→ **Stated goal**
Take every line from the material that has the word "text" in it.

→ **Stored rows**
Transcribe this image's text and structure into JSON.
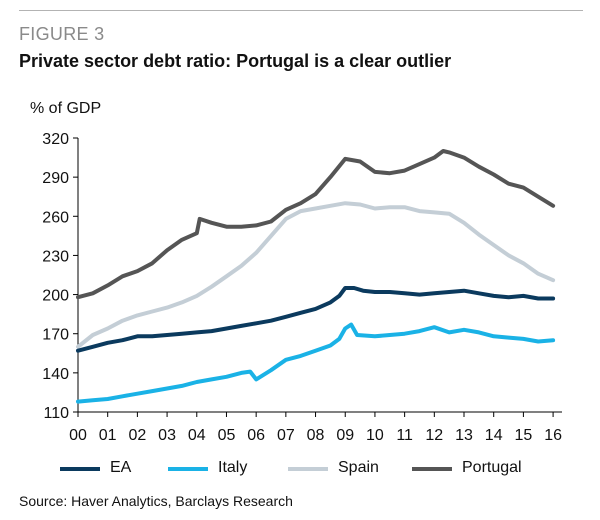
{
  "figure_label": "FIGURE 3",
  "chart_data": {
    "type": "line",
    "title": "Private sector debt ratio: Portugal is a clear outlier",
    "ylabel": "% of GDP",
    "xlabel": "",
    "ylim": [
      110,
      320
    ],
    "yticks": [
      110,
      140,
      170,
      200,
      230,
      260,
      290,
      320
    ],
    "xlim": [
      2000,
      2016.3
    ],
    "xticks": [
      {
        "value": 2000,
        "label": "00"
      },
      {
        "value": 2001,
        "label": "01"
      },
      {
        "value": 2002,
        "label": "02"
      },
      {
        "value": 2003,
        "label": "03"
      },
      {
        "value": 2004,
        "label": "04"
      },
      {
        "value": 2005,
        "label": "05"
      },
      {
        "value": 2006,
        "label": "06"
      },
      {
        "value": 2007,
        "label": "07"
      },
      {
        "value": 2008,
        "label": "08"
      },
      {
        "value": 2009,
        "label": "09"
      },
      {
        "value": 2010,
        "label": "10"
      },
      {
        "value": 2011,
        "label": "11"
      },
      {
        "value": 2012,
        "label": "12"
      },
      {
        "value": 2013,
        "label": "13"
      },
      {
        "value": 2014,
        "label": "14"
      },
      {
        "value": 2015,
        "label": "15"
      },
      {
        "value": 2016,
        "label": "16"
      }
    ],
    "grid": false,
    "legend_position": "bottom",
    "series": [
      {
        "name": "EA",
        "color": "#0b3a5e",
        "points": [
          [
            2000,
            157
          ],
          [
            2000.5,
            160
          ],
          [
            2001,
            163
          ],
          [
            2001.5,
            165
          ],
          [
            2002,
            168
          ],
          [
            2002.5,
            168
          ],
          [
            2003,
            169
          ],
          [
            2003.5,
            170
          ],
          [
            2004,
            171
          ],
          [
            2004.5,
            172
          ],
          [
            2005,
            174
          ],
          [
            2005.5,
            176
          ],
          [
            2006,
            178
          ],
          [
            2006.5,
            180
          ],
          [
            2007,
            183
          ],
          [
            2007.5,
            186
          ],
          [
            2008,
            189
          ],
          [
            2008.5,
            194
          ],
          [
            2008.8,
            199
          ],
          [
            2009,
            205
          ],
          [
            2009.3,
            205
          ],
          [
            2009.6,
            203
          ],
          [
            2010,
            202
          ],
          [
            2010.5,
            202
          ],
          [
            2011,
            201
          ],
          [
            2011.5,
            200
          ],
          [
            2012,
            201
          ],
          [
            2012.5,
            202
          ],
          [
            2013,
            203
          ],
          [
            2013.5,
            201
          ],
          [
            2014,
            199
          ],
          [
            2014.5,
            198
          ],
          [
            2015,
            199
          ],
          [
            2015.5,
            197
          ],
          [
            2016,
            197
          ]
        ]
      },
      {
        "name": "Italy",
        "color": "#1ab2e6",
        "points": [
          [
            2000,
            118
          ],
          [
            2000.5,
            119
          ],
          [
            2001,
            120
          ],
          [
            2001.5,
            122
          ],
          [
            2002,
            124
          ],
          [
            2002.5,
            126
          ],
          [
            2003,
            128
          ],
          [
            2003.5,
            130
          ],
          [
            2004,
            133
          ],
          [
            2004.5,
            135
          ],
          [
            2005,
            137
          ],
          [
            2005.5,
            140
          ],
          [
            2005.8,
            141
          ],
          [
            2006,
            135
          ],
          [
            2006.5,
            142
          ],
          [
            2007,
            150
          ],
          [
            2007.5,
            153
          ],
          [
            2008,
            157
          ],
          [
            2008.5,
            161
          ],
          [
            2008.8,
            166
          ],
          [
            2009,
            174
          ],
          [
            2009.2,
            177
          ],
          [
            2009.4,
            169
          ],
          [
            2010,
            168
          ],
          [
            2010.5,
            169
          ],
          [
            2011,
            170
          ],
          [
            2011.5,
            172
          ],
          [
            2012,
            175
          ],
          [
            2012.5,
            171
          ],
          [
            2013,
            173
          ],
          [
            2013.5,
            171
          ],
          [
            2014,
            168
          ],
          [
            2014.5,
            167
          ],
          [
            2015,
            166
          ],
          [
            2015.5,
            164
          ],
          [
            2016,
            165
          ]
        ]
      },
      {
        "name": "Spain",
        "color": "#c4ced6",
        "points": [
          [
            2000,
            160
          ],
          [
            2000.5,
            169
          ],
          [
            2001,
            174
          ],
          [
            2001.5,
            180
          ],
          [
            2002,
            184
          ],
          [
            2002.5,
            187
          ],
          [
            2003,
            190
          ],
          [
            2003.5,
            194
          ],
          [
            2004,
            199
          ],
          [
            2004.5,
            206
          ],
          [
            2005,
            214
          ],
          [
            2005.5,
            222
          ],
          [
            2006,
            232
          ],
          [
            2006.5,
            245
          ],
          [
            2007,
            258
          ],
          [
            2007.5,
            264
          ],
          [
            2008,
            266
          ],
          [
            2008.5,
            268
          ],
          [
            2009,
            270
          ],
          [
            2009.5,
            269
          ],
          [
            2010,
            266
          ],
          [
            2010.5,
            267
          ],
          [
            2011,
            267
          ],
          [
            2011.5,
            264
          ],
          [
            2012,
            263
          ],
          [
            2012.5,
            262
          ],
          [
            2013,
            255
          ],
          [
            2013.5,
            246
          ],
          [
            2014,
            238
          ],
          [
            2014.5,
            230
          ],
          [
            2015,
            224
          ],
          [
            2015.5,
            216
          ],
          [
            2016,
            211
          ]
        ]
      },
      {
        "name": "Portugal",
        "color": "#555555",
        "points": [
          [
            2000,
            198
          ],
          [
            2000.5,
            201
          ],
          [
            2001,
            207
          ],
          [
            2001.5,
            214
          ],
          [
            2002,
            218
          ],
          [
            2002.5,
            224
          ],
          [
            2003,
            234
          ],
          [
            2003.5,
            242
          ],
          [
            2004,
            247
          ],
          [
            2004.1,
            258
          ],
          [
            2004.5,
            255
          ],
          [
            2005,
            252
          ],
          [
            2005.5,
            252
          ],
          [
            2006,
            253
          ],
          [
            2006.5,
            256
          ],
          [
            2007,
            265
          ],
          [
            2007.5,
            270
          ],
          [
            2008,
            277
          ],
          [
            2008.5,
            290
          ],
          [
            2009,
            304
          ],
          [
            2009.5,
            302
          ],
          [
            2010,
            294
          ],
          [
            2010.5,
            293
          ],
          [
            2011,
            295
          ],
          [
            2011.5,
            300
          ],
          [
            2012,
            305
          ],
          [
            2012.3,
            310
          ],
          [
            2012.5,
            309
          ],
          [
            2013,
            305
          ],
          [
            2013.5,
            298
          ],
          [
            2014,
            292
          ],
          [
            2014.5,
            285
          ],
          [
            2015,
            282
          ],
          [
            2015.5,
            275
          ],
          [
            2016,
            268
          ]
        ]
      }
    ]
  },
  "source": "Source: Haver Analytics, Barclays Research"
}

* * *

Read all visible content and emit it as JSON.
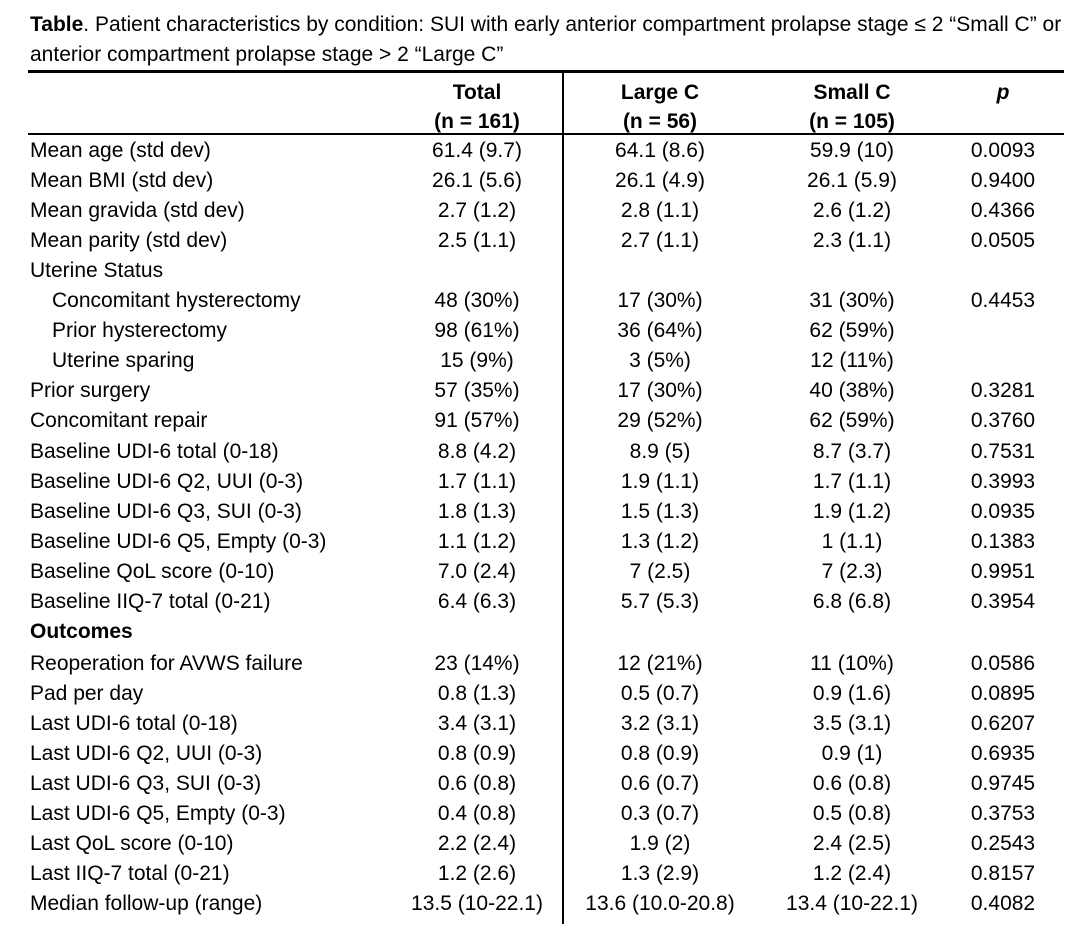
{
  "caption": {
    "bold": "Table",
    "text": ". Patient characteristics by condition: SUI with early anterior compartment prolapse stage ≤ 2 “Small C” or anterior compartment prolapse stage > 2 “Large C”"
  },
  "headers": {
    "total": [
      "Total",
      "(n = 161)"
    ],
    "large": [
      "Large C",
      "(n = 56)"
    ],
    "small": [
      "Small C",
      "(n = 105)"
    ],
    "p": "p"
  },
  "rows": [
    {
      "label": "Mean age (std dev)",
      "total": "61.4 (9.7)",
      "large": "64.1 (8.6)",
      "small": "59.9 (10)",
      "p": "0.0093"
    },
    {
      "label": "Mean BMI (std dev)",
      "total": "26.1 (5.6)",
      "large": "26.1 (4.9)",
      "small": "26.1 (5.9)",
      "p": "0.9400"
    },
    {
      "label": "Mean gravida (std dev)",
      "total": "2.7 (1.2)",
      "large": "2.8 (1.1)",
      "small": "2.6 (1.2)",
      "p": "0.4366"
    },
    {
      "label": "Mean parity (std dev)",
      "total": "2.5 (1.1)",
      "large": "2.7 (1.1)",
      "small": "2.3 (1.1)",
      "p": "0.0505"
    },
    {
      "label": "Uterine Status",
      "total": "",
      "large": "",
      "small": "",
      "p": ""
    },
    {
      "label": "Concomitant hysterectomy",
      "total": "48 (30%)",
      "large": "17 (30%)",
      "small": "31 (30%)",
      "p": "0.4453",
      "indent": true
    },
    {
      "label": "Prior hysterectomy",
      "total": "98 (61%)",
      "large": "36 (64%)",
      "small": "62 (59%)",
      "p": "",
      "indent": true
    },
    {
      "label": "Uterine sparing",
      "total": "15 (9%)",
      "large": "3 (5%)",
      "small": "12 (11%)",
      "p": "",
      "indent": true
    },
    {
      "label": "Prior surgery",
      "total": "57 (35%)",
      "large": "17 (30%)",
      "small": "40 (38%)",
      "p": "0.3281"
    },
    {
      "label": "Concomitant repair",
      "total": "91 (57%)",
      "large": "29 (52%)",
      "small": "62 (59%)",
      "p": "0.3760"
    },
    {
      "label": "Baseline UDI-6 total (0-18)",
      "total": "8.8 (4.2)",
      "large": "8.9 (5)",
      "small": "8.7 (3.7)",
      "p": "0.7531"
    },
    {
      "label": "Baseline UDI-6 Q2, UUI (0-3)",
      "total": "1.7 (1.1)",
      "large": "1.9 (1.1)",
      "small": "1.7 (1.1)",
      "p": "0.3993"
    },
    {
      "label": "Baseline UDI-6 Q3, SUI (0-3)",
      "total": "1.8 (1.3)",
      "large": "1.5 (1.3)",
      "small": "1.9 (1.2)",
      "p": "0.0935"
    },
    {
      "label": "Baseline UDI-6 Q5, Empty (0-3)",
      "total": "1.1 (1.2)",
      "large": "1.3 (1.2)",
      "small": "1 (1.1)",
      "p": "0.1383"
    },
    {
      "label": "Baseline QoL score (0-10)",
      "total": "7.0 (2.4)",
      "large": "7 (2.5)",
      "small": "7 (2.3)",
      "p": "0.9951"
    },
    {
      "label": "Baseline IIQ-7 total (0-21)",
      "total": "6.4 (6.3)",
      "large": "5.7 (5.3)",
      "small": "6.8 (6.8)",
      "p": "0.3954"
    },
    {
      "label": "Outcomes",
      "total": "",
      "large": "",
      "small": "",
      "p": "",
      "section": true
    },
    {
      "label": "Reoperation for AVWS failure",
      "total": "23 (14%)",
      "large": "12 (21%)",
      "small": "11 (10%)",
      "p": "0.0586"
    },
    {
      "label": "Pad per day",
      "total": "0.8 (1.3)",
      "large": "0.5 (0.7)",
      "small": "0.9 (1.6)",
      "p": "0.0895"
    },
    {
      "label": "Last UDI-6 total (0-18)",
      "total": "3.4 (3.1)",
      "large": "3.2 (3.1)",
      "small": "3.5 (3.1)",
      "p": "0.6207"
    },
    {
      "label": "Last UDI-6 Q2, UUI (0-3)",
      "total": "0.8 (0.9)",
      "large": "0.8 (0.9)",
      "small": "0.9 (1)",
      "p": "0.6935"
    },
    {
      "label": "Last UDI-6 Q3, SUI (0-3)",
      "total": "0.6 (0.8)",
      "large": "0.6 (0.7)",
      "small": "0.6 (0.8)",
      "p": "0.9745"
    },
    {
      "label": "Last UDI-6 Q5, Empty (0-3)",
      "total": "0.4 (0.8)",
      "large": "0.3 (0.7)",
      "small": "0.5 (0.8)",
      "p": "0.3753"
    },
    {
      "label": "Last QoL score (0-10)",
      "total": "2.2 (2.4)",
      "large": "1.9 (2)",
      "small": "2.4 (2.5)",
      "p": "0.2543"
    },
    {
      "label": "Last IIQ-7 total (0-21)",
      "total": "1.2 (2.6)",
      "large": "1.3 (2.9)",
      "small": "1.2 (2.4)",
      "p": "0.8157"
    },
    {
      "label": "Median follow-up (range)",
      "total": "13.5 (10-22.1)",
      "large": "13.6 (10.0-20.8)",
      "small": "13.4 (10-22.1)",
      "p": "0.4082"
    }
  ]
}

==

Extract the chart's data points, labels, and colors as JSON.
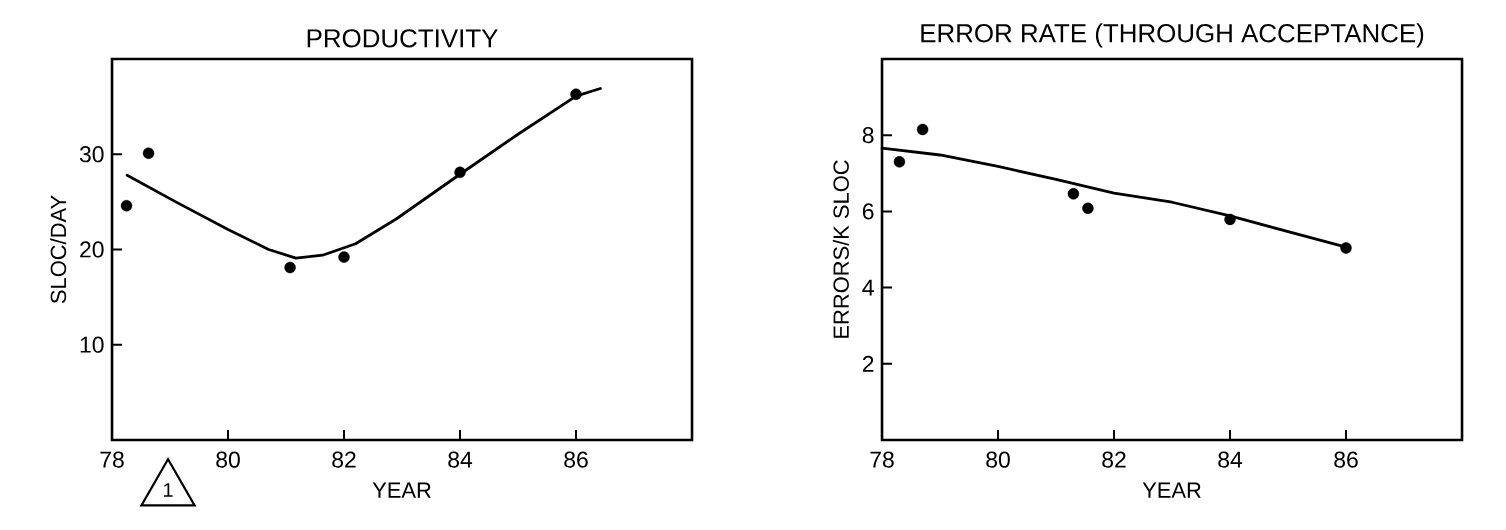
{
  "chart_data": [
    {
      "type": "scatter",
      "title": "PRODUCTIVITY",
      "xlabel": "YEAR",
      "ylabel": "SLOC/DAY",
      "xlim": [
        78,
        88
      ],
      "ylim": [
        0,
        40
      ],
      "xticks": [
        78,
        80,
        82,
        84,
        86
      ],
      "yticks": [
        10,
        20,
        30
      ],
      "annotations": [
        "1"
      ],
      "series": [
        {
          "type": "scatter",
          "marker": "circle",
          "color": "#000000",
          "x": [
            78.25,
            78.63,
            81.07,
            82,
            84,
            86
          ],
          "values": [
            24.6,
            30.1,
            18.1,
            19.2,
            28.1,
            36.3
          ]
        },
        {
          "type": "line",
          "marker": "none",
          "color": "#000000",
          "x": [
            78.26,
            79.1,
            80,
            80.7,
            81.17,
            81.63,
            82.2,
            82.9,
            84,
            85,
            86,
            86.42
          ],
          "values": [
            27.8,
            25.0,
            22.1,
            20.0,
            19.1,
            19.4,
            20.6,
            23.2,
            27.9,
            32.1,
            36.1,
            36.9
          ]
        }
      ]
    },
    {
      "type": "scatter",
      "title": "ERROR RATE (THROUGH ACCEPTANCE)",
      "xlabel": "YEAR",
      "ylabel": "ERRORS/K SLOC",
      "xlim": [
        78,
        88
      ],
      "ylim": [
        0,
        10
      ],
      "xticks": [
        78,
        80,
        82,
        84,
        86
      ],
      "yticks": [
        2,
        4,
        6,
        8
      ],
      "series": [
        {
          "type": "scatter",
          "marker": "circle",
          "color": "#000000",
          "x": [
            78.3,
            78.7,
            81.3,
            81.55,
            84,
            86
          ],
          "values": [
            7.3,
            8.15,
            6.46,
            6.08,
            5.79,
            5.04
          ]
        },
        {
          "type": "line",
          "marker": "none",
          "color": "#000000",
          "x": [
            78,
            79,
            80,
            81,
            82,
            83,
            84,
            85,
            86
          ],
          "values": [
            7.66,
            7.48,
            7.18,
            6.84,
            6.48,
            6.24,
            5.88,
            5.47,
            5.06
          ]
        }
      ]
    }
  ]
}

→ **Solution**
Transcribe this image's text and structure into JSON.
    "text": ". Patient characteristics by condition: SUI with early anterior compartment prolapse stage ≤ 2 “Small C” or anterior compartment prolapse stage > 2 “Large C”"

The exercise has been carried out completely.